┌────────

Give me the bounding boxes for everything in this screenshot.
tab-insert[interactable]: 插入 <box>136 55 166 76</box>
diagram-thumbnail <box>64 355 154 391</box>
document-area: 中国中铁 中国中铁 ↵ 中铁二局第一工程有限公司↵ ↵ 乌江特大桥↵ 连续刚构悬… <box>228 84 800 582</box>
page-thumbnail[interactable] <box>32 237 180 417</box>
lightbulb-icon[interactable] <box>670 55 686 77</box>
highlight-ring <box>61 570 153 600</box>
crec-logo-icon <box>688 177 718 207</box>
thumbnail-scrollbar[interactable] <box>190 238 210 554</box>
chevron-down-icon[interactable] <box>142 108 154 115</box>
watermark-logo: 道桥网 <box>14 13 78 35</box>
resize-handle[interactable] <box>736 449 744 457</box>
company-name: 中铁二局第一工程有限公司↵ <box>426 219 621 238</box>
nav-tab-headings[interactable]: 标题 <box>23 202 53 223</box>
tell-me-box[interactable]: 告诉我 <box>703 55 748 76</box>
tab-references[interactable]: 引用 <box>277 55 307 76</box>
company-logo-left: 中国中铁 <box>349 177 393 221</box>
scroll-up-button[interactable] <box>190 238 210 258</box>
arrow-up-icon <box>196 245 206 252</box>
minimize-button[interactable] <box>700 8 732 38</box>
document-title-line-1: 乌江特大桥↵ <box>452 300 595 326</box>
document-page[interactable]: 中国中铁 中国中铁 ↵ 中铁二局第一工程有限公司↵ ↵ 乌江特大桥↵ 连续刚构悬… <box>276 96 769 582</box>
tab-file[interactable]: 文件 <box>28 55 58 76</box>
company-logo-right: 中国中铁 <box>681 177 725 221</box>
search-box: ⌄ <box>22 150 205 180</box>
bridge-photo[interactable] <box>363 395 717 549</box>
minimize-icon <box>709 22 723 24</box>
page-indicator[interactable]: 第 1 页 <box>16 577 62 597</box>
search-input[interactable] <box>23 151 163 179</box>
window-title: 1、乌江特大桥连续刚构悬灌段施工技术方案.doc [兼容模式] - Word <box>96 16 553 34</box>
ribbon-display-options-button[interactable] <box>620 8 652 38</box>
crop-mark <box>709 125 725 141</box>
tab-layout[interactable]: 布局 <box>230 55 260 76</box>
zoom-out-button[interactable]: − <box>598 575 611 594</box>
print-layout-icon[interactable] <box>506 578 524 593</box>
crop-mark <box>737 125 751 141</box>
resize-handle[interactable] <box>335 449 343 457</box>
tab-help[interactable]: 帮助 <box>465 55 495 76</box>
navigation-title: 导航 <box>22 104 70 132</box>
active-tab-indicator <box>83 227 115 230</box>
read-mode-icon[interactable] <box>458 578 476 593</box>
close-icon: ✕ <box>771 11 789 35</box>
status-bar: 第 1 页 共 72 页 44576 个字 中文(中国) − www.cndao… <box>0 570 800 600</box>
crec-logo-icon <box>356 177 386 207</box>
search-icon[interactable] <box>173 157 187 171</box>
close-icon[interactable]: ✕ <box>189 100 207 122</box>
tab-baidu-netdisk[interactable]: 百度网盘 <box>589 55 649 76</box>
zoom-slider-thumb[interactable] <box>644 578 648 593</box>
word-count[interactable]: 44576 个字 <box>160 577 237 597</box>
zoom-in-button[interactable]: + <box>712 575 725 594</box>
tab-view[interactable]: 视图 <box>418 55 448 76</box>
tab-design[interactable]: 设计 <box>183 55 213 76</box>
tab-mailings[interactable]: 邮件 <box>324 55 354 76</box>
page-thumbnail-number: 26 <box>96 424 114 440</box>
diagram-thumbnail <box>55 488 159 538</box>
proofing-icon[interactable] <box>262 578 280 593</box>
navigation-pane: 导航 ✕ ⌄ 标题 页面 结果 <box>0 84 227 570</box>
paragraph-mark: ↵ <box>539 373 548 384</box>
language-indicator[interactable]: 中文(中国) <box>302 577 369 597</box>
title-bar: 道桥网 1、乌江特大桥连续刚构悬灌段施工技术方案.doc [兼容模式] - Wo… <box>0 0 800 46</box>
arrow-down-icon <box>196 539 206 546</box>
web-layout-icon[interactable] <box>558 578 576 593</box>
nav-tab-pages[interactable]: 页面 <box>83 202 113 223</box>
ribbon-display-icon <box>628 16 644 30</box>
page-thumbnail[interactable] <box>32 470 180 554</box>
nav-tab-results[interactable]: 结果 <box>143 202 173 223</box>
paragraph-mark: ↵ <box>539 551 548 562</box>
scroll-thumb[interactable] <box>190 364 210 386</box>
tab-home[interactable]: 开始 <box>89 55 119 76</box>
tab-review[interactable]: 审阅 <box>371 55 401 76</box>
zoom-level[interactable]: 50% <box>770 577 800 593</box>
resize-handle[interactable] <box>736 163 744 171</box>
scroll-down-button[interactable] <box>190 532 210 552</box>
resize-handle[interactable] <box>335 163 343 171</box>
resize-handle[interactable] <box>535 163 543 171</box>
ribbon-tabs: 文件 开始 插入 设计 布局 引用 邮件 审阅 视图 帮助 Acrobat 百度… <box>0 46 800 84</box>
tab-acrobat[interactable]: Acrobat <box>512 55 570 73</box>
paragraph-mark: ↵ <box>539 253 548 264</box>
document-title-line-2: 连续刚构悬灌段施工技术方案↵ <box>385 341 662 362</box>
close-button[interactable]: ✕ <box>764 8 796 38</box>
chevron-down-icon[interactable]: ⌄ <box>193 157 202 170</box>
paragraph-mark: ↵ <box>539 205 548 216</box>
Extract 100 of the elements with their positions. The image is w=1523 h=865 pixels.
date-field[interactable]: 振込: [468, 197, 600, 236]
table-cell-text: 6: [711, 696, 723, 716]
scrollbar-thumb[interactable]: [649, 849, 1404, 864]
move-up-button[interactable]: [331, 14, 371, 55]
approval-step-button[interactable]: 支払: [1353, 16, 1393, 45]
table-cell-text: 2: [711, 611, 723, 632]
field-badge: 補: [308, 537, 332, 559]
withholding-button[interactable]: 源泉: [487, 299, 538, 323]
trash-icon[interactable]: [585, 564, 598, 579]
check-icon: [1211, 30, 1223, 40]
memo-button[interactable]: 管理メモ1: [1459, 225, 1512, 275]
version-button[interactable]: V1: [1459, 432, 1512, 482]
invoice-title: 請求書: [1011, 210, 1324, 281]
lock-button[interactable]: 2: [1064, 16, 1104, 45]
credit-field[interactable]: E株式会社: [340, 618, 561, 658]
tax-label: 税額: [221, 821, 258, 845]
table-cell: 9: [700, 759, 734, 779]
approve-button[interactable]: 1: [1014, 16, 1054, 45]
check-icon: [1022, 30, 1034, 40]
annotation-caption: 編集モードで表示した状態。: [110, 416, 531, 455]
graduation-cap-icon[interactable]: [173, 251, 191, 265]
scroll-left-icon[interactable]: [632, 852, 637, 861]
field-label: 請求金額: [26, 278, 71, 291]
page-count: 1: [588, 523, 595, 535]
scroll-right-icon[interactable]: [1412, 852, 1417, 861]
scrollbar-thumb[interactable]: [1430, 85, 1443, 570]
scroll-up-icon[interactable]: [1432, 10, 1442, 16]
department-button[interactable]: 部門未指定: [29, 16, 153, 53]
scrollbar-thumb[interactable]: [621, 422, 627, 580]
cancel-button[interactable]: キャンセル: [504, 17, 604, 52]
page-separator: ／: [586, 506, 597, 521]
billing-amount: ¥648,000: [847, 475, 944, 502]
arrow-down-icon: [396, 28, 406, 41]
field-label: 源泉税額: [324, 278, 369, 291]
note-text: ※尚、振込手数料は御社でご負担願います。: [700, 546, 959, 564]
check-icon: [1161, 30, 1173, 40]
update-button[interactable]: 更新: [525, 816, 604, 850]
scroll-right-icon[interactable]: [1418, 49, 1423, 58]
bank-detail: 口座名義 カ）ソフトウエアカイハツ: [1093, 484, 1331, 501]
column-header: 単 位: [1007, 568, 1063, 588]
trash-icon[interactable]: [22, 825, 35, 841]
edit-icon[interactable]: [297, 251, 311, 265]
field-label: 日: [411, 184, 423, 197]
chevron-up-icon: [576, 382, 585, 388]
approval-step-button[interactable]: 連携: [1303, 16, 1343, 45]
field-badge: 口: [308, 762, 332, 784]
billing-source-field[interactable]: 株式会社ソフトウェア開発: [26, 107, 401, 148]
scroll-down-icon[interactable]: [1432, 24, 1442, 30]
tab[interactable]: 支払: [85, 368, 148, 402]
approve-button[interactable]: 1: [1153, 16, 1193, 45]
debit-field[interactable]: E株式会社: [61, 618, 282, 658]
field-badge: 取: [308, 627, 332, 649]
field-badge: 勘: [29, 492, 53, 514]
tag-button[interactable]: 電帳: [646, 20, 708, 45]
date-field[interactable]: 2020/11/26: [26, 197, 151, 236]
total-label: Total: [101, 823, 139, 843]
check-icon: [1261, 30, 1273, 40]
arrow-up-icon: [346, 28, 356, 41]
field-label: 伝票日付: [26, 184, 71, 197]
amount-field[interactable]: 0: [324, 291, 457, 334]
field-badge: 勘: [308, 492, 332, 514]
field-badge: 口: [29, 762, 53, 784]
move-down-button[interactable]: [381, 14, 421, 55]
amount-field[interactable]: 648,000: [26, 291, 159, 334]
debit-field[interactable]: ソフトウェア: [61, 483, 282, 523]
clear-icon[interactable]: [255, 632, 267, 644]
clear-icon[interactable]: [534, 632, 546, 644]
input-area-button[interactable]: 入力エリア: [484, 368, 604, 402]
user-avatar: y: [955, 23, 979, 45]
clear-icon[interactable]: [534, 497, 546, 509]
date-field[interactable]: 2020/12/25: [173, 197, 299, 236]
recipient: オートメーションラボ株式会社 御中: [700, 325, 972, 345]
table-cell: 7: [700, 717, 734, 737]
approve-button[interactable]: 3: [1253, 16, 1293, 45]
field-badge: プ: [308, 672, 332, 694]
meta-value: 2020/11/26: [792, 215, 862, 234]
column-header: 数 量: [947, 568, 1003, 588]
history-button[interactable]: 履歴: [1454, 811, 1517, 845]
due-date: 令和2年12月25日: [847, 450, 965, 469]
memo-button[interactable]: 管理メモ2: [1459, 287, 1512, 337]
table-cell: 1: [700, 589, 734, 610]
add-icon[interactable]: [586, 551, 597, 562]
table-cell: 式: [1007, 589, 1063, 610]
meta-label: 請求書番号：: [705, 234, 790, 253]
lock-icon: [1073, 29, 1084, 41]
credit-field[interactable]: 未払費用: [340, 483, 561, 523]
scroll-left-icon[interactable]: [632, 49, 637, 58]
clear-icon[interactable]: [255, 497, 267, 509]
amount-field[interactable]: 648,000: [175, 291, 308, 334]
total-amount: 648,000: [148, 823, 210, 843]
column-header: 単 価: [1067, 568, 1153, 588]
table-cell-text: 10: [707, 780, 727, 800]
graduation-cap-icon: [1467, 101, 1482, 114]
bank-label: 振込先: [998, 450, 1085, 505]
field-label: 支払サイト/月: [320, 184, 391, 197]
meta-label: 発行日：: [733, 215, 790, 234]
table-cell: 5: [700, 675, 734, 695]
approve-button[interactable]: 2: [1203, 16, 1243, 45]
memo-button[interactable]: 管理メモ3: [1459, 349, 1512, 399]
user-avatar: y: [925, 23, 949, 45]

└────────

## Problem to work on
Rewrite everything in the listing from its first line down to the line containing "chevron-down-icon[interactable] <box>142 108", putting "coordinates" in place of "bounding boxes" and leaving all else unchanged.

## The response
Give me the coordinates for everything in this screenshot.
tab-insert[interactable]: 插入 <box>136 55 166 76</box>
diagram-thumbnail <box>64 355 154 391</box>
document-area: 中国中铁 中国中铁 ↵ 中铁二局第一工程有限公司↵ ↵ 乌江特大桥↵ 连续刚构悬… <box>228 84 800 582</box>
page-thumbnail[interactable] <box>32 237 180 417</box>
lightbulb-icon[interactable] <box>670 55 686 77</box>
highlight-ring <box>61 570 153 600</box>
crec-logo-icon <box>688 177 718 207</box>
thumbnail-scrollbar[interactable] <box>190 238 210 554</box>
chevron-down-icon[interactable] <box>142 108 154 115</box>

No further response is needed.